▶ _What to do_
Using the listing below, extract each line that has the word "Alumina" in it.

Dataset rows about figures
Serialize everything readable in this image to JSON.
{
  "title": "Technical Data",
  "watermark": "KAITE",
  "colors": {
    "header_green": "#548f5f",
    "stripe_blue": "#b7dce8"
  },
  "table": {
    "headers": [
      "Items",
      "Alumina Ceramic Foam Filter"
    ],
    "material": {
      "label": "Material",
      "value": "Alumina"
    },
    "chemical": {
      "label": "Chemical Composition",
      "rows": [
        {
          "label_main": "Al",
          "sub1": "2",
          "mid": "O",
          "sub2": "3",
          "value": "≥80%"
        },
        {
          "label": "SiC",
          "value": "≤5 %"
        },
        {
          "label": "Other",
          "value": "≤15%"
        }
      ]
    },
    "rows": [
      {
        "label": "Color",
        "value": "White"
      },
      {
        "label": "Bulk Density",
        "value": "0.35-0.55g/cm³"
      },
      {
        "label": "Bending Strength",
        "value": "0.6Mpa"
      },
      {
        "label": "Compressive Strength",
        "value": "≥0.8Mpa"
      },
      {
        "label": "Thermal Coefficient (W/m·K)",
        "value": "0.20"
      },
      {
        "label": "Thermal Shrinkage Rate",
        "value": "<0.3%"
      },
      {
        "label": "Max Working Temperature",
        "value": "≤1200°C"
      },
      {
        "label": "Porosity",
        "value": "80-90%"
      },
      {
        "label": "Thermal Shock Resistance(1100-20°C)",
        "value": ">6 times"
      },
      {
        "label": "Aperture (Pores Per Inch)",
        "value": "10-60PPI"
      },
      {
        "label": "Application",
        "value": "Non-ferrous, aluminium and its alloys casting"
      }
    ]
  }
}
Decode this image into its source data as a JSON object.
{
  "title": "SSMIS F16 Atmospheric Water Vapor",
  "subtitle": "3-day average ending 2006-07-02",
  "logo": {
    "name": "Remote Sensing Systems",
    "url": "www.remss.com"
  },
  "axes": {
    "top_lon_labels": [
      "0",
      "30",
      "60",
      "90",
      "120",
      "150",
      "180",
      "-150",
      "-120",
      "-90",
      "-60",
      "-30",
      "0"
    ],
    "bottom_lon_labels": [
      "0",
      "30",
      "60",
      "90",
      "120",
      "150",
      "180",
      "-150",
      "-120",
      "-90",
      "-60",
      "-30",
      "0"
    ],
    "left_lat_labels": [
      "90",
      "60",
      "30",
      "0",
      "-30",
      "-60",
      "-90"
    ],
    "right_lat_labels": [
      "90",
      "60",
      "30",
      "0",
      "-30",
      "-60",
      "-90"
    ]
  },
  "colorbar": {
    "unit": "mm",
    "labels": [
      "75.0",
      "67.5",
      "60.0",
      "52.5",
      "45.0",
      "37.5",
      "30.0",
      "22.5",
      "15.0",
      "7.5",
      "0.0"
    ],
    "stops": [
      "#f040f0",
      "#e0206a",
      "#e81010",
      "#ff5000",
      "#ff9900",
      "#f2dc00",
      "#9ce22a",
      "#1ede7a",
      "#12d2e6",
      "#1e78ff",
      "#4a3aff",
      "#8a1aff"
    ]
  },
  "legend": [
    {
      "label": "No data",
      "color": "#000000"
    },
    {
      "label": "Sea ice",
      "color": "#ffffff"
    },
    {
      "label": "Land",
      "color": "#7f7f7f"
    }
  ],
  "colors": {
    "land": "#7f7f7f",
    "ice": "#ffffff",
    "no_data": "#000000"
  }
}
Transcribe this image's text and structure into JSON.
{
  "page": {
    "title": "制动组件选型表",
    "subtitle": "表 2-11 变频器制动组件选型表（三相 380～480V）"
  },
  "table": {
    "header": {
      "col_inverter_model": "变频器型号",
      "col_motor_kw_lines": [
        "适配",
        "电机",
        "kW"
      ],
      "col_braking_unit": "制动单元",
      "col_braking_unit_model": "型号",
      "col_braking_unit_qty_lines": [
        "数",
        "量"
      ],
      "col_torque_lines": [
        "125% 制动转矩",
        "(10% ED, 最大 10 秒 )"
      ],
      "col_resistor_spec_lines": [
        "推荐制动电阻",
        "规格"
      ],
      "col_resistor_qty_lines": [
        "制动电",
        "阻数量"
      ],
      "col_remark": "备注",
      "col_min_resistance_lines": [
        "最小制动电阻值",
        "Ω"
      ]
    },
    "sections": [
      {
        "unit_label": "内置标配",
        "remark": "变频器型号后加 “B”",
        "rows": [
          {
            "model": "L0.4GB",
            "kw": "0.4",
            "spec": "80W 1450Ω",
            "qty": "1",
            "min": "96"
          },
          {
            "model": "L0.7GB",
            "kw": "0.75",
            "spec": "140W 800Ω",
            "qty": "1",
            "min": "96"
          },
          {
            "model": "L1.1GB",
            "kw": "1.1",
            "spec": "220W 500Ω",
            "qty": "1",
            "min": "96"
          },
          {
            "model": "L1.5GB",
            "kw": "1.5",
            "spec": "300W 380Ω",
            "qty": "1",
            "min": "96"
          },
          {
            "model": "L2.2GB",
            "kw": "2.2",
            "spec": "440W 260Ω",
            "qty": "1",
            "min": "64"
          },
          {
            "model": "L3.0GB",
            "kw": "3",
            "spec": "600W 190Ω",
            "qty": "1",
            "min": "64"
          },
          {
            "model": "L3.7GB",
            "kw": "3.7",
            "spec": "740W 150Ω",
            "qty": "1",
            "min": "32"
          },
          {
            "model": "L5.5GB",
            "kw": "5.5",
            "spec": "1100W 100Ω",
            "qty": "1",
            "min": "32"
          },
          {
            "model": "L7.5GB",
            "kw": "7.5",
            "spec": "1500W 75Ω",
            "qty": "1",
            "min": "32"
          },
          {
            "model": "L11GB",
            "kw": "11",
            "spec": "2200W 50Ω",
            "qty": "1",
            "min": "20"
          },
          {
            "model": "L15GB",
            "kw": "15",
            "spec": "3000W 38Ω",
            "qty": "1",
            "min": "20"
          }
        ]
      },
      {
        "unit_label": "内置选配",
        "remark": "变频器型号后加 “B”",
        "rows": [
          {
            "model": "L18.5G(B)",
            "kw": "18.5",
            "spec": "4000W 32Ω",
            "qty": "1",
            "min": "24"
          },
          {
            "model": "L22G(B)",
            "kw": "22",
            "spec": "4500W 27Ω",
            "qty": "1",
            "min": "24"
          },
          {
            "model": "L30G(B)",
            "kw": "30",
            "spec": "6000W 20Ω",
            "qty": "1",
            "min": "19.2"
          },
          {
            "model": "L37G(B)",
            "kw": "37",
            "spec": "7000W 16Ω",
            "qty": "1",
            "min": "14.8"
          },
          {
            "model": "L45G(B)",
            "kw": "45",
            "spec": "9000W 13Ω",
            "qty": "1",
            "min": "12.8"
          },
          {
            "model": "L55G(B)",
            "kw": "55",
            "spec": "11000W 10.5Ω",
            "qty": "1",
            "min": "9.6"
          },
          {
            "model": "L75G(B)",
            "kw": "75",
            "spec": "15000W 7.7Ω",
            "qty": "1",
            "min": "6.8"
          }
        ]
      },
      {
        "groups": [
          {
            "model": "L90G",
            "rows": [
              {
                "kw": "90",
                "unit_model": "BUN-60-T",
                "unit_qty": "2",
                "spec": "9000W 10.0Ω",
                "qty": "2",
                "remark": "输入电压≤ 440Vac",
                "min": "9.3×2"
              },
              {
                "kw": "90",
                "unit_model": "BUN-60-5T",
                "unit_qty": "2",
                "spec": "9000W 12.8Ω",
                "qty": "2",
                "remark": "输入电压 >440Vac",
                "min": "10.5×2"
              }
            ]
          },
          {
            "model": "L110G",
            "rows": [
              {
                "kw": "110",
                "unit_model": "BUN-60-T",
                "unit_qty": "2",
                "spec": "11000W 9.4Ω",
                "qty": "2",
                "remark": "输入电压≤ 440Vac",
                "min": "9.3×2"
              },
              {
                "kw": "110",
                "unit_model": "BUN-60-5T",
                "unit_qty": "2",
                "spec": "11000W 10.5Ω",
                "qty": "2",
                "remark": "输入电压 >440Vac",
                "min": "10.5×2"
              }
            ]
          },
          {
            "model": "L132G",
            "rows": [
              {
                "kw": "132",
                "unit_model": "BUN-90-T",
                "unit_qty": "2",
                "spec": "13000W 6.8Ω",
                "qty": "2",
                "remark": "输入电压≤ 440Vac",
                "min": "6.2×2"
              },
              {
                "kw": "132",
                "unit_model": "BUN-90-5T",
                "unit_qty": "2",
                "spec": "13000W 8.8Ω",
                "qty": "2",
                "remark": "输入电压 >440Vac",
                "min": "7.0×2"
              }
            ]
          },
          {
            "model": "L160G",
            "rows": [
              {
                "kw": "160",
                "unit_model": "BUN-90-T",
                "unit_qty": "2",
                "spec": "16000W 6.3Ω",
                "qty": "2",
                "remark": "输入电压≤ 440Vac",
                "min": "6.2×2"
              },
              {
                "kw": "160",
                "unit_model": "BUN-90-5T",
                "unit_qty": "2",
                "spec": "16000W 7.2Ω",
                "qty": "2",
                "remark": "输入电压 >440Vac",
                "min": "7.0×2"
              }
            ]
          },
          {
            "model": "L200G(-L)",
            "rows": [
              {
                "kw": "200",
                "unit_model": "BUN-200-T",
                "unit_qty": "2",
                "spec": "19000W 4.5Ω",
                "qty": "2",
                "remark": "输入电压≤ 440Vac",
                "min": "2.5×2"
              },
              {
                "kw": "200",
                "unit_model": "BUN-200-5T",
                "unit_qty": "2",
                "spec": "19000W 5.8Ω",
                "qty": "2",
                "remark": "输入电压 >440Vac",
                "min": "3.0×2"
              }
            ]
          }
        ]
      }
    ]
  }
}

▶ _Answer to this task_
      "Alumina Ceramic Foam Filter"
      "value": "Alumina"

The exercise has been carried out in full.